>>>

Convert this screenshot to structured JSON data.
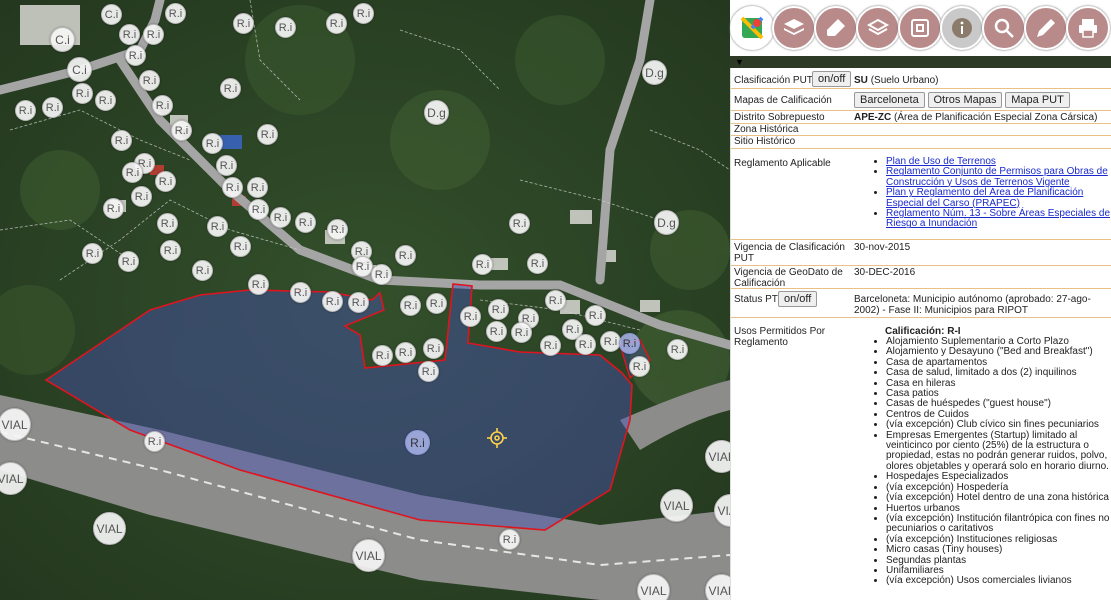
{
  "map": {
    "layer_labels": {
      "ri": "R.i",
      "ci": "C.i",
      "dg": "D.g",
      "vial": "VIAL"
    },
    "location_marker": "crosshair-icon",
    "colors": {
      "parcel_outline": "#e0141e",
      "selected_parcel_fill": "rgba(70,80,180,0.45)",
      "road": "#9a9a9a"
    }
  },
  "toolbar": {
    "buttons": [
      {
        "name": "google-maps-button",
        "icon": "google-maps-icon"
      },
      {
        "name": "layers-button",
        "icon": "layers-icon"
      },
      {
        "name": "eraser-button",
        "icon": "eraser-icon"
      },
      {
        "name": "basemap-button",
        "icon": "stack-icon"
      },
      {
        "name": "gis-button",
        "icon": "gis-icon"
      },
      {
        "name": "info-button",
        "icon": "info-icon"
      },
      {
        "name": "search-button",
        "icon": "magnifier-icon"
      },
      {
        "name": "measure-button",
        "icon": "pencil-icon"
      },
      {
        "name": "print-button",
        "icon": "printer-icon"
      }
    ]
  },
  "panel": {
    "clasificacion_label": "Clasificación PUT",
    "clasificacion_btn": "on/off",
    "clasificacion_code": "SU",
    "clasificacion_desc": "(Suelo Urbano)",
    "mapas_label": "Mapas de Calificación",
    "mapas_buttons": [
      "Barceloneta",
      "Otros Mapas",
      "Mapa PUT"
    ],
    "distrito_label": "Distrito Sobrepuesto",
    "distrito_code": "APE-ZC",
    "distrito_desc": "(Área de Planificación Especial Zona Cársica)",
    "zona_label": "Zona Histórica",
    "sitio_label": "Sitio Histórico",
    "reglamento_label": "Reglamento Aplicable",
    "reglamento_links": [
      "Plan de Uso de Terrenos",
      "Reglamento Conjunto de Permisos para Obras de Construcción y Usos de Terrenos Vigente",
      "Plan y Reglamento del Área de Planificación Especial del Carso (PRAPEC)",
      "Reglamento Núm. 13 - Sobre Áreas Especiales de Riesgo a Inundación"
    ],
    "vig_clas_label": "Vigencia de Clasificación PUT",
    "vig_clas_value": "30-nov-2015",
    "vig_geo_label": "Vigencia de GeoDato de Calificación",
    "vig_geo_value": "30-DEC-2016",
    "status_label": "Status PT",
    "status_btn": "on/off",
    "status_value": "Barceloneta: Municipio autónomo (aprobado: 27-ago-2002) - Fase II: Municipios para RIPOT",
    "usos_label": "Usos Permitidos Por Reglamento",
    "usos_heading": "Calificación: R-I",
    "usos": [
      "Alojamiento Suplementario a Corto Plazo",
      "Alojamiento y Desayuno (\"Bed and Breakfast\")",
      "Casa de apartamentos",
      "Casa de salud, limitado a dos (2) inquilinos",
      "Casa en hileras",
      "Casa patios",
      "Casas de huéspedes (\"guest house\")",
      "Centros de Cuidos",
      "(vía excepción) Club cívico sin fines pecuniarios",
      "Empresas Emergentes (Startup) limitado al veinticinco por ciento (25%) de la estructura o propiedad, estas no podrán generar ruidos, polvo, olores objetables y operará solo en horario diurno.",
      "Hospedajes Especializados",
      "(vía excepción) Hospedería",
      "(vía excepción) Hotel dentro de una zona histórica",
      "Huertos urbanos",
      "(vía excepción) Institución filantrópica con fines no pecuniarios o caritativos",
      "(vía excepción) Instituciones religiosas",
      "Micro casas (Tiny houses)",
      "Segundas plantas",
      "Unifamiliares",
      "(vía excepción) Usos comerciales livianos"
    ]
  }
}
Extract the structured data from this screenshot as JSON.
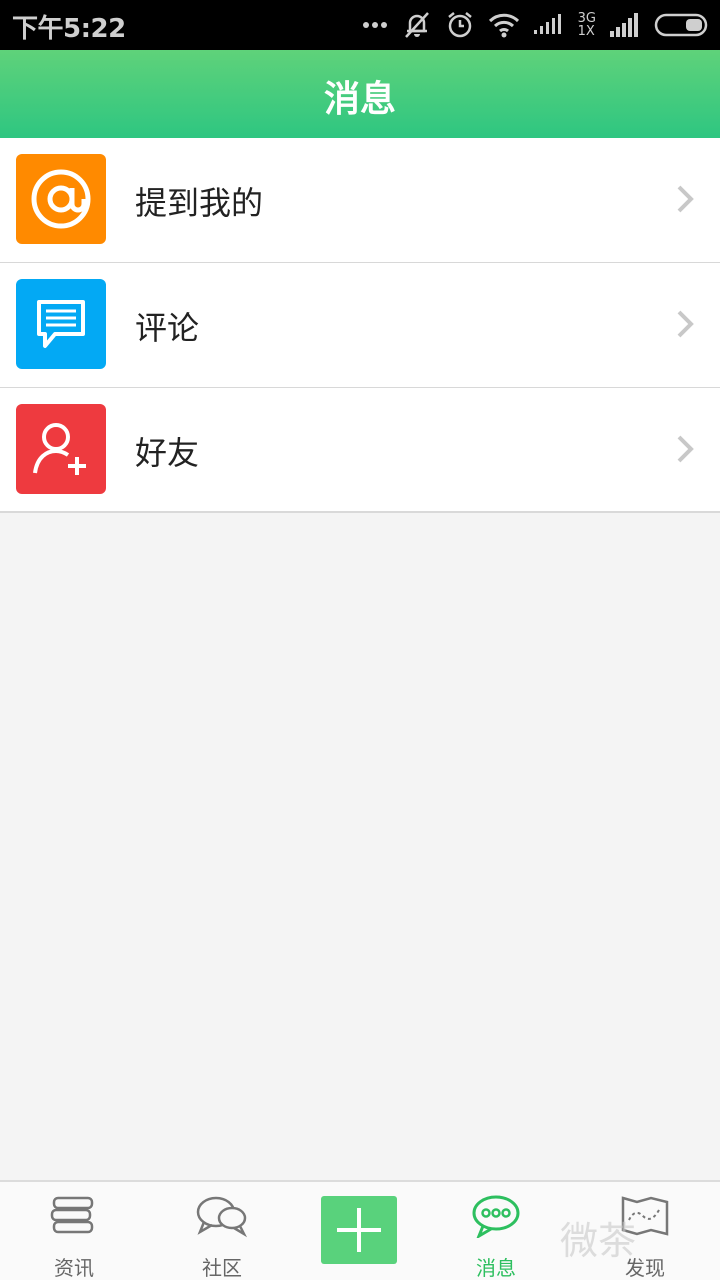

<<<

# [What you are asked to do]
Find every line in the records that has the string "Terrenos", then state how many there are and nothing else.

# [Exercise response]
2